-------- KUTIPAN TEKS

Part 040 — Camunda 8 Architecture for OMS

Kita sudah membangun domain CPQ/OMS sampai titik penting:

  • catalog,
  • configuration,
  • pricing,
  • quote,
  • approval,
  • order,
  • fulfillment plan,
  • fallout,
  • cancellation,
  • amendment,
  • supplemental order.

Sekarang pertanyaannya:

bagian mana yang harus diorkestrasi oleh Camunda 8, dan bagian mana yang tetap harus tinggal di domain service?

Ini pertanyaan yang menentukan apakah Camunda menjadi alat orchestration yang kuat atau justru berubah menjadi “database bisnis tersembunyi dalam BPMN”.

Bagian ini membangun architecture baseline Camunda 8/Zeebe untuk OMS.


1. Mental Model

Camunda 8 cocok untuk long-running process orchestration.

OMS enterprise penuh dengan proses yang:

  • berjalan lama,
  • menunggu external system,
  • butuh retry,
  • butuh timeout,
  • butuh manual intervention,
  • punya parallel task,
  • punya compensation,
  • punya escalation,
  • harus terlihat secara operasional.

Contoh:

  • quote approval,
  • order fulfillment,
  • cancellation compensation,
  • fallout repair,
  • manual activation,
  • service provisioning,
  • resource reservation,
  • billing activation.

Namun Camunda tidak boleh menggantikan domain model.

Satu aturan utama:

Camunda owns process progress. Domain service owns business truth.


2. What Camunda Should Own

Camunda boleh memiliki:

  • process instance,
  • BPMN flow,
  • wait state,
  • job scheduling,
  • retry progression,
  • incident visibility,
  • timer boundary,
  • message correlation,
  • user/manual task routing,
  • orchestration ordering,
  • process-level operational status.

Camunda sangat cocok menjawab:

  • task berikutnya apa?
  • tunggu sampai kapan?
  • worker mana yang harus dipanggil?
  • jika gagal, retry berapa kali?
  • jika timeout, escalate ke mana?
  • jika approval reject, flow ke mana?
  • jika compensation gagal, buat incident/fallout?

3. What Camunda Must Not Own

Camunda tidak boleh menjadi pemilik utama:

  • quote state canonical,
  • order state canonical,
  • price calculation,
  • configuration validation,
  • product compatibility,
  • order decomposition rule,
  • customer asset truth,
  • financial truth,
  • audit evidence final,
  • idempotency record,
  • external call attempt ledger.

----------------

LANGKAH PENGERJAAN:
- A) Sebutkan semua proses yang dicantumkan setelah kata "Contoh:" dalam kutipan teks tentang arsitektur Camunda 8 untuk OMS.
- B) Teruskan kutipan teks tentang arsitektur Camunda 8 untuk OMS, dimulai tepat setelah butir terakhir yang ditampilkan.
Data yang menyertai teks ini tidak diperlukan.

-------- DATA YANG DIBERIKAN

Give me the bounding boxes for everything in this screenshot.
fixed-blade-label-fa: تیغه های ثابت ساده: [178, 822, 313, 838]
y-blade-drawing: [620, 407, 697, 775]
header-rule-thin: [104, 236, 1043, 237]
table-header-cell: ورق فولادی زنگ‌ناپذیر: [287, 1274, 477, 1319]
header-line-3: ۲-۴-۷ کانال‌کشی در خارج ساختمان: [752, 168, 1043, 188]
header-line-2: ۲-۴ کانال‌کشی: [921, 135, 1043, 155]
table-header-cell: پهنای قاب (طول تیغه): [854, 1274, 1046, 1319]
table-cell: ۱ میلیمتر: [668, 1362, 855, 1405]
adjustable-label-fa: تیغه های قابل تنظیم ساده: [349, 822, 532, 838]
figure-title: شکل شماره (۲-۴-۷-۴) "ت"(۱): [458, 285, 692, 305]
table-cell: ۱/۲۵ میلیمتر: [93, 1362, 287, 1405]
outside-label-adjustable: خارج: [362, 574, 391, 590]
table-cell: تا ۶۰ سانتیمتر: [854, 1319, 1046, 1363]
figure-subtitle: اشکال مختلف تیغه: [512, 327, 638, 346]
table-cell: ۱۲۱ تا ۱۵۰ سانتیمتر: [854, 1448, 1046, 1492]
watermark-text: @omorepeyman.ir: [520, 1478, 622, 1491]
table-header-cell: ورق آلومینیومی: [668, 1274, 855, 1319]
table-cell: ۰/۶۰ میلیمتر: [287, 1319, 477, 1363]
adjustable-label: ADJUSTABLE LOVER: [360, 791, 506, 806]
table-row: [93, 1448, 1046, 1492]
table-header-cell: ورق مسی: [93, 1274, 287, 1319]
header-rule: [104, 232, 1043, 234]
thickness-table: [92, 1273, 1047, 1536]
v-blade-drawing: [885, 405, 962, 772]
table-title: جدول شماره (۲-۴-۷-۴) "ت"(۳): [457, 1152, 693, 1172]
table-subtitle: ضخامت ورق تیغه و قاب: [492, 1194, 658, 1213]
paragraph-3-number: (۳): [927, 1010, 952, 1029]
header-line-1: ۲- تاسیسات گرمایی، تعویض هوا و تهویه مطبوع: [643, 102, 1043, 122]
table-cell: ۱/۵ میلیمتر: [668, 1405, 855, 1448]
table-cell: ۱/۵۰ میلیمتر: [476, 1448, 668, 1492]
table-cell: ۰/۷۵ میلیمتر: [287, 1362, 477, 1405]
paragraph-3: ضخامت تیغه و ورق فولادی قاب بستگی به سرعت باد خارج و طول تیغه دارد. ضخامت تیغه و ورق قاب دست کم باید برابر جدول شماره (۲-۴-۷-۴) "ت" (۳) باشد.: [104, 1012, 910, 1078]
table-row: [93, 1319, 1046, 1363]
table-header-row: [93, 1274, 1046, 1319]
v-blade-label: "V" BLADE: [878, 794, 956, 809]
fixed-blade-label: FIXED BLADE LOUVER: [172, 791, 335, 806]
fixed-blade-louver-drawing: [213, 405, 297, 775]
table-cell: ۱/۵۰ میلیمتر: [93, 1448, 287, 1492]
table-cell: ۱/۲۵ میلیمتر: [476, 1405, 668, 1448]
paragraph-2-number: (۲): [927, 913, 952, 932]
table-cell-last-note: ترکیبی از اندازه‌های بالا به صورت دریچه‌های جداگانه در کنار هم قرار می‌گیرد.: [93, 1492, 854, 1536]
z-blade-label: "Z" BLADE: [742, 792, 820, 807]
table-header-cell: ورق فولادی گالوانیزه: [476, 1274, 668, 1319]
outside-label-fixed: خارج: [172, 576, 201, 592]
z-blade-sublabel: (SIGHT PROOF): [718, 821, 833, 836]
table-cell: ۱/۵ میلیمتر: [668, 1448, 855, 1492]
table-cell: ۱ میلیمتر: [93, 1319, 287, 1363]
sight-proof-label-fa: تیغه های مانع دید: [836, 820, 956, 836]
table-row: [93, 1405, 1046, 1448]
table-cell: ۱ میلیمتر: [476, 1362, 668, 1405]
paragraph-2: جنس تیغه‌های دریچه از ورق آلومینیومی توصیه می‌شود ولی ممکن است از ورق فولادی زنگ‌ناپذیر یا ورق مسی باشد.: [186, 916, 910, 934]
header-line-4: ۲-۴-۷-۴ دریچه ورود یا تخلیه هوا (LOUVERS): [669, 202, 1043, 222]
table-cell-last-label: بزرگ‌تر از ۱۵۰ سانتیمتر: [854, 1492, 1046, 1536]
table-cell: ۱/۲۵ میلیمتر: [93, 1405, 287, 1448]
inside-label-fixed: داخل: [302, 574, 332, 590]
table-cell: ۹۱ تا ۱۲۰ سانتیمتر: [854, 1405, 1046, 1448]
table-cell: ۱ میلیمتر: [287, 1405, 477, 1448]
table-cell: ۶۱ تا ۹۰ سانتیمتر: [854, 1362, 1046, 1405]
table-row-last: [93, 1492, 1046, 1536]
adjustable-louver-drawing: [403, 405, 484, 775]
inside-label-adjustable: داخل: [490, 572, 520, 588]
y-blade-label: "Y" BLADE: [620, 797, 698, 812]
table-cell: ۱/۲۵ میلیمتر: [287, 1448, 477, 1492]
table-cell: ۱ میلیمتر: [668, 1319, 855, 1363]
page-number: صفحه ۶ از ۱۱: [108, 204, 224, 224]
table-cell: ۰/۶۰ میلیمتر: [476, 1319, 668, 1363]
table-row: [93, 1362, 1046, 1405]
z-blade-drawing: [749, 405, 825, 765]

----------------

TUGAS TERSELESAIKAN:
- A) Quote approval, order fulfillment, cancellation compensation, fallout repair, manual activation, service provisioning, resource reservation, dan billing activation.

- B)
Ini bukan karena Camunda lemah.

Ini karena source of truth bisnis harus berada di domain service + database yang bisa dites, dimigrasi, direkonsiliasi, dan dikontrol dengan schema/invariant yang jelas.

BPMN adalah excellent process model, bukan relational domain database.


4. Architecture Overview

Ada dua deployable penting:

  1. API service — JAX-RS/Jersey/GlassFish untuk HTTP commands/queries.
  2. Worker service — Java process workers untuk Camunda jobs.

Keduanya boleh berbagi domain/application modules, tetapi deployable-nya sebaiknya terpisah.

Alasannya:

  • API traffic dan worker traffic punya scaling pattern berbeda.
  • Worker retry/timeout tidak boleh mengganggu request latency API.
  • Worker bisa long-running dan integration-heavy.
  • API harus cepat, bounded, dan predictable.

5. Zeebe Component View

Camunda 8 memakai Zeebe sebagai workflow engine untuk process execution.

Dalam deployment self-managed/private cloud, konsep pentingnya:

  • client — aplikasi yang start process, publish message, activate/complete/fail job.
  • gateway — entry point ke cluster; stateless/sessionless forwarding layer.
  • broker — node yang menyimpan dan mengeksekusi workflow partitions.
  • partition — unit distribution process data.
  • exporter — stream data keluar untuk visibility/operate/analytics/integration.

Dalam desain OMS, kita tidak perlu memulai dari tuning cluster.

Kita mulai dari boundary:

application berinteraksi dengan Camunda melalui client/gateway; application tidak mengakses broker state sebagai domain database.


6. Process Types in OMS

Kita akan punya beberapa process family.

ProcessTriggerMain Purpose
Quote Approval Processquote submitted and approval requiredroute approval, escalation, approve/reject
Order Fulfillment Processorder validated/decomposedexecute fulfillment tasks
Cancellation Processcancellation requestedassess, compensate, close/fallout
Amendment Processamendment requestedassess, approve, apply, re-decompose
Fallout Repair Processfallout createdmanual repair, retry, resume
Reconciliation Processscheduled/operational triggerdetect drift and repair projection/process state

Setiap process harus punya jelas:

  • start event,
  • business key,
  • process variables,
  • external references,
  • worker job types,
  • completion contract,
  • incident policy,
  • retry policy,
  • state synchronization policy.

7. Business Key Strategy

Business key harus stabil dan meaningful.

Contoh:

quote:{tenantId}:{quoteId}:approval:{approvalCaseId}
order:{tenantId}:{orderId}:fulfillment
order:{tenantId}:{orderId}:cancellation:{cancellationRequestId}
order:{tenantId}:{orderId}:amendment:{amendmentRequestId}
fallout:{tenantId}:{falloutCaseId}:repair

Namun jangan menyimpan semua domain data sebagai business key.

Business key bukan payload.

Ia adalah correlation handle.


8. Workflow Reference Table

Domain DB harus menyimpan reference ke process instance.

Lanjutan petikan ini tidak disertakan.